- **SHORT TASK**
Retype all of the entries word for word.

— begin DATA FOR THIS TASK —

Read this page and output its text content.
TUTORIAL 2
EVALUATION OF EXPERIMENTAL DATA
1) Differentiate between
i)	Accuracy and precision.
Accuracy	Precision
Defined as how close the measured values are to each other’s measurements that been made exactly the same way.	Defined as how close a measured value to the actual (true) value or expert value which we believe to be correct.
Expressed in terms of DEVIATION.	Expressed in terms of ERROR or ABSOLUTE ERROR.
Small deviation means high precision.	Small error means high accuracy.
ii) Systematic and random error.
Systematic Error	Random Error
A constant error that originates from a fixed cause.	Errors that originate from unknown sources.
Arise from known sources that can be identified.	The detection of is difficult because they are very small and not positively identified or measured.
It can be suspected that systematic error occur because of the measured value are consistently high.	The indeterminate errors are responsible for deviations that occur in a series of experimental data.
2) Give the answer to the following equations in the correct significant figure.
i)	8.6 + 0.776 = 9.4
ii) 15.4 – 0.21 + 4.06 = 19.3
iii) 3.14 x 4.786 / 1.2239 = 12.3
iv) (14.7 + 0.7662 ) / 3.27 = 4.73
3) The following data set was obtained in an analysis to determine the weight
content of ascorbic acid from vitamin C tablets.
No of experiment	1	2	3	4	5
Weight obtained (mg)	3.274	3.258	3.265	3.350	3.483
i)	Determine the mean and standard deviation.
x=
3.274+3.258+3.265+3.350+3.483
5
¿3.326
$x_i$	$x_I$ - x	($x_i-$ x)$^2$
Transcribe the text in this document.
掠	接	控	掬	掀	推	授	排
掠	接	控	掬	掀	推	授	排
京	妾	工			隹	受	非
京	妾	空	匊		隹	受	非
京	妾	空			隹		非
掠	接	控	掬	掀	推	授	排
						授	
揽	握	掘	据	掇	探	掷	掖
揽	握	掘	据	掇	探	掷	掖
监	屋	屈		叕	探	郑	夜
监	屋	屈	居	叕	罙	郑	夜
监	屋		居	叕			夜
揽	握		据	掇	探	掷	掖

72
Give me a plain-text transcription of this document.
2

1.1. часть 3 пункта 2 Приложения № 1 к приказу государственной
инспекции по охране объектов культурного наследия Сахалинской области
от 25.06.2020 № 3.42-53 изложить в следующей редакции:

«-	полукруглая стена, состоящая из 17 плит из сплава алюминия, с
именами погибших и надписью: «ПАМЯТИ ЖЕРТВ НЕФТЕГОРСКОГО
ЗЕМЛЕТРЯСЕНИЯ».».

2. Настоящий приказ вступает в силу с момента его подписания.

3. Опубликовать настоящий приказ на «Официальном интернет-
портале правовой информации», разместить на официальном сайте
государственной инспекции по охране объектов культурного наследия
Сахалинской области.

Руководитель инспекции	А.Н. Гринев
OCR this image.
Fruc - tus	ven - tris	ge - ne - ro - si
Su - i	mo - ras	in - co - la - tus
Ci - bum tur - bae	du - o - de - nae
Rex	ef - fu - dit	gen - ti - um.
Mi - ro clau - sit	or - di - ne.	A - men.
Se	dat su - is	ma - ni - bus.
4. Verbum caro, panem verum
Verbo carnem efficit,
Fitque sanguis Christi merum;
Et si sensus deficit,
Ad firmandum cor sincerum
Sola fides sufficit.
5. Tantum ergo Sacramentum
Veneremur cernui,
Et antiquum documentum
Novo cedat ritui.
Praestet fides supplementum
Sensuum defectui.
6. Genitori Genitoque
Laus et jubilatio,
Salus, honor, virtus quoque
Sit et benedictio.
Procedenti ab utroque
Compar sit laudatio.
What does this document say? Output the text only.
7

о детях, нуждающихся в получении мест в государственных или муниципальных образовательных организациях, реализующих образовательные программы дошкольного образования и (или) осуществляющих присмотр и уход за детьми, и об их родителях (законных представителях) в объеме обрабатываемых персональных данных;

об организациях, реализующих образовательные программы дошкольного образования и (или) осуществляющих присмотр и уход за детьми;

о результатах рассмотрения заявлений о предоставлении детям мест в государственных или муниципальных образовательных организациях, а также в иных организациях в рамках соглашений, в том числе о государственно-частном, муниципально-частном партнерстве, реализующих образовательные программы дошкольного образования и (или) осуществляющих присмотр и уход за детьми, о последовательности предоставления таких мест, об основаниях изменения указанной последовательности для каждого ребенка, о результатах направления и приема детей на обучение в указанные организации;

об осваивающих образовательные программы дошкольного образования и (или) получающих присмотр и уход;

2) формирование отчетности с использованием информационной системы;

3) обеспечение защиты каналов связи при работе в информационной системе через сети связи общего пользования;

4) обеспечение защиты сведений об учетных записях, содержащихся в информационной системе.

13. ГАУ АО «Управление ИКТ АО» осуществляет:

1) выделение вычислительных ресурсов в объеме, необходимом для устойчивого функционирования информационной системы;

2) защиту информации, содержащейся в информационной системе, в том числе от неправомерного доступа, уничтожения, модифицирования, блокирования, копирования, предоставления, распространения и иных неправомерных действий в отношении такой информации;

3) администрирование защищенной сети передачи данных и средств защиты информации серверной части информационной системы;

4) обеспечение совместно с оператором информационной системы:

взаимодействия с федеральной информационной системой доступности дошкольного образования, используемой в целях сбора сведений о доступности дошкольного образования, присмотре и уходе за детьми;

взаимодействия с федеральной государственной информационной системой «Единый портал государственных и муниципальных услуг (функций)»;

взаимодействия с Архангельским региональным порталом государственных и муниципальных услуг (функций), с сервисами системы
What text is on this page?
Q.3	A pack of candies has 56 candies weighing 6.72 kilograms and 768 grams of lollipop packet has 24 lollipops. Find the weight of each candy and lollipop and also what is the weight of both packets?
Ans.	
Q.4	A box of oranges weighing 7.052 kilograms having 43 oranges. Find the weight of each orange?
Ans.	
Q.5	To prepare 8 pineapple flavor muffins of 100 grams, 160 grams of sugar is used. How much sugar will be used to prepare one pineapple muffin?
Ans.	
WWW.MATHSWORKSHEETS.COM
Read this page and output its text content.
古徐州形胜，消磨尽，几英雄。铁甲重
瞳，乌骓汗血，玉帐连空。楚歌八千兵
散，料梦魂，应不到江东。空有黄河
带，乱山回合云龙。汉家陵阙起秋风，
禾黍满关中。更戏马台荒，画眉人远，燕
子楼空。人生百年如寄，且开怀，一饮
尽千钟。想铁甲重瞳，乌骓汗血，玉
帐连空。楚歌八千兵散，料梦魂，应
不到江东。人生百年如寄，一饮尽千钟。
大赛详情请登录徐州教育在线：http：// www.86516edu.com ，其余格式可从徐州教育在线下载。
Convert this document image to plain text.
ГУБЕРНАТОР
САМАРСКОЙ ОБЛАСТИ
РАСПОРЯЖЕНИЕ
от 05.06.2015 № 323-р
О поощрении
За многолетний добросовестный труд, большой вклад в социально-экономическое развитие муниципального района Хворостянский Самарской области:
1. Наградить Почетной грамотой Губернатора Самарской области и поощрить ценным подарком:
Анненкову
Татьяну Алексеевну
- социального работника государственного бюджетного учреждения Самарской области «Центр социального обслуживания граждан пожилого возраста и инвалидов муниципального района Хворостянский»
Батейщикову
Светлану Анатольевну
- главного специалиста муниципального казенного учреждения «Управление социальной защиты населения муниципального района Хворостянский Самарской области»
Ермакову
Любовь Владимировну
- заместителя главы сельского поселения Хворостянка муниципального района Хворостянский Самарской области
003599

— end DATA FOR THIS TASK —

- **EXERCISE OUTPUT**
Read this page and output its text content.
TUTORIAL 2
EVALUATION OF EXPERIMENTAL DATA
1) Differentiate between
i)	Accuracy and precision.
Accuracy	Precision
Defined as how close the measured values are to each other’s measurements that been made exactly the same way.	Defined as how close a measured value to the actual (true) value or expert value which we believe to be correct.
Expressed in terms of DEVIATION.	Expressed in terms of ERROR or ABSOLUTE ERROR.
Small deviation means high precision.	Small error means high accuracy.
ii) Systematic and random error.
Systematic Error	Random Error
A constant error that originates from a fixed cause.	Errors that originate from unknown sources.
Arise from known sources that can be identified.	The detection of is difficult because they are very small and not positively identified or measured.
It can be suspected that systematic error occur because of the measured value are consistently high.	The indeterminate errors are responsible for deviations that occur in a series of experimental data.
2) Give the answer to the following equations in the correct significant figure.
i)	8.6 + 0.776 = 9.4
ii) 15.4 – 0.21 + 4.06 = 19.3
iii) 3.14 x 4.786 / 1.2239 = 12.3
iv) (14.7 + 0.7662 ) / 3.27 = 4.73
3) The following data set was obtained in an analysis to determine the weight
content of ascorbic acid from vitamin C tablets.
No of experiment	1	2	3	4	5
Weight obtained (mg)	3.274	3.258	3.265	3.350	3.483
i)	Determine the mean and standard deviation.
x=
3.274+3.258+3.265+3.350+3.483
5
¿3.326
$x_i$	$x_I$ - x	($x_i-$ x)$^2$
Transcribe the text in this document.
掠	接	控	掬	掀	推	授	排
掠	接	控	掬	掀	推	授	排
京	妾	工			隹	受	非
京	妾	空	匊		隹	受	非
京	妾	空			隹		非
掠	接	控	掬	掀	推	授	排
						授	
揽	握	掘	据	掇	探	掷	掖
揽	握	掘	据	掇	探	掷	掖
监	屋	屈		叕	探	郑	夜
监	屋	屈	居	叕	罙	郑	夜
监	屋		居	叕			夜
揽	握		据	掇	探	掷	掖

72
Give me a plain-text transcription of this document.
2

1.1. часть 3 пункта 2 Приложения № 1 к приказу государственной
инспекции по охране объектов культурного наследия Сахалинской области
от 25.06.2020 № 3.42-53 изложить в следующей редакции:

«-	полукруглая стена, состоящая из 17 плит из сплава алюминия, с
именами погибших и надписью: «ПАМЯТИ ЖЕРТВ НЕФТЕГОРСКОГО
ЗЕМЛЕТРЯСЕНИЯ».».

2. Настоящий приказ вступает в силу с момента его подписания.

3. Опубликовать настоящий приказ на «Официальном интернет-
портале правовой информации», разместить на официальном сайте
государственной инспекции по охране объектов культурного наследия
Сахалинской области.

Руководитель инспекции	А.Н. Гринев
OCR this image.
Fruc - tus	ven - tris	ge - ne - ro - si
Su - i	mo - ras	in - co - la - tus
Ci - bum tur - bae	du - o - de - nae
Rex	ef - fu - dit	gen - ti - um.
Mi - ro clau - sit	or - di - ne.	A - men.
Se	dat su - is	ma - ni - bus.
4. Verbum caro, panem verum
Verbo carnem efficit,
Fitque sanguis Christi merum;
Et si sensus deficit,
Ad firmandum cor sincerum
Sola fides sufficit.
5. Tantum ergo Sacramentum
Veneremur cernui,
Et antiquum documentum
Novo cedat ritui.
Praestet fides supplementum
Sensuum defectui.
6. Genitori Genitoque
Laus et jubilatio,
Salus, honor, virtus quoque
Sit et benedictio.
Procedenti ab utroque
Compar sit laudatio.
What does this document say? Output the text only.
7

о детях, нуждающихся в получении мест в государственных или муниципальных образовательных организациях, реализующих образовательные программы дошкольного образования и (или) осуществляющих присмотр и уход за детьми, и об их родителях (законных представителях) в объеме обрабатываемых персональных данных;

об организациях, реализующих образовательные программы дошкольного образования и (или) осуществляющих присмотр и уход за детьми;

о результатах рассмотрения заявлений о предоставлении детям мест в государственных или муниципальных образовательных организациях, а также в иных организациях в рамках соглашений, в том числе о государственно-частном, муниципально-частном партнерстве, реализующих образовательные программы дошкольного образования и (или) осуществляющих присмотр и уход за детьми, о последовательности предоставления таких мест, об основаниях изменения указанной последовательности для каждого ребенка, о результатах направления и приема детей на обучение в указанные организации;

об осваивающих образовательные программы дошкольного образования и (или) получающих присмотр и уход;

2) формирование отчетности с использованием информационной системы;

3) обеспечение защиты каналов связи при работе в информационной системе через сети связи общего пользования;

4) обеспечение защиты сведений об учетных записях, содержащихся в информационной системе.

13. ГАУ АО «Управление ИКТ АО» осуществляет:

1) выделение вычислительных ресурсов в объеме, необходимом для устойчивого функционирования информационной системы;

2) защиту информации, содержащейся в информационной системе, в том числе от неправомерного доступа, уничтожения, модифицирования, блокирования, копирования, предоставления, распространения и иных неправомерных действий в отношении такой информации;

3) администрирование защищенной сети передачи данных и средств защиты информации серверной части информационной системы;

4) обеспечение совместно с оператором информационной системы:

взаимодействия с федеральной информационной системой доступности дошкольного образования, используемой в целях сбора сведений о доступности дошкольного образования, присмотре и уходе за детьми;

взаимодействия с федеральной государственной информационной системой «Единый портал государственных и муниципальных услуг (функций)»;

взаимодействия с Архангельским региональным порталом государственных и муниципальных услуг (функций), с сервисами системы
What text is on this page?
Q.3	A pack of candies has 56 candies weighing 6.72 kilograms and 768 grams of lollipop packet has 24 lollipops. Find the weight of each candy and lollipop and also what is the weight of both packets?
Ans.	
Q.4	A box of oranges weighing 7.052 kilograms having 43 oranges. Find the weight of each orange?
Ans.	
Q.5	To prepare 8 pineapple flavor muffins of 100 grams, 160 grams of sugar is used. How much sugar will be used to prepare one pineapple muffin?
Ans.	
WWW.MATHSWORKSHEETS.COM
Read this page and output its text content.
古徐州形胜，消磨尽，几英雄。铁甲重
瞳，乌骓汗血，玉帐连空。楚歌八千兵
散，料梦魂，应不到江东。空有黄河
带，乱山回合云龙。汉家陵阙起秋风，
禾黍满关中。更戏马台荒，画眉人远，燕
子楼空。人生百年如寄，且开怀，一饮
尽千钟。想铁甲重瞳，乌骓汗血，玉
帐连空。楚歌八千兵散，料梦魂，应
不到江东。人生百年如寄，一饮尽千钟。
大赛详情请登录徐州教育在线：http：// www.86516edu.com ，其余格式可从徐州教育在线下载。
Convert this document image to plain text.
ГУБЕРНАТОР
САМАРСКОЙ ОБЛАСТИ
РАСПОРЯЖЕНИЕ
от 05.06.2015 № 323-р
О поощрении
За многолетний добросовестный труд, большой вклад в социально-экономическое развитие муниципального района Хворостянский Самарской области:
1. Наградить Почетной грамотой Губернатора Самарской области и поощрить ценным подарком:
Анненкову
Татьяну Алексеевну
- социального работника государственного бюджетного учреждения Самарской области «Центр социального обслуживания граждан пожилого возраста и инвалидов муниципального района Хворостянский»
Батейщикову
Светлану Анатольевну
- главного специалиста муниципального казенного учреждения «Управление социальной защиты населения муниципального района Хворостянский Самарской области»
Ермакову
Любовь Владимировну
- заместителя главы сельского поселения Хворостянка муниципального района Хворостянский Самарской области
003599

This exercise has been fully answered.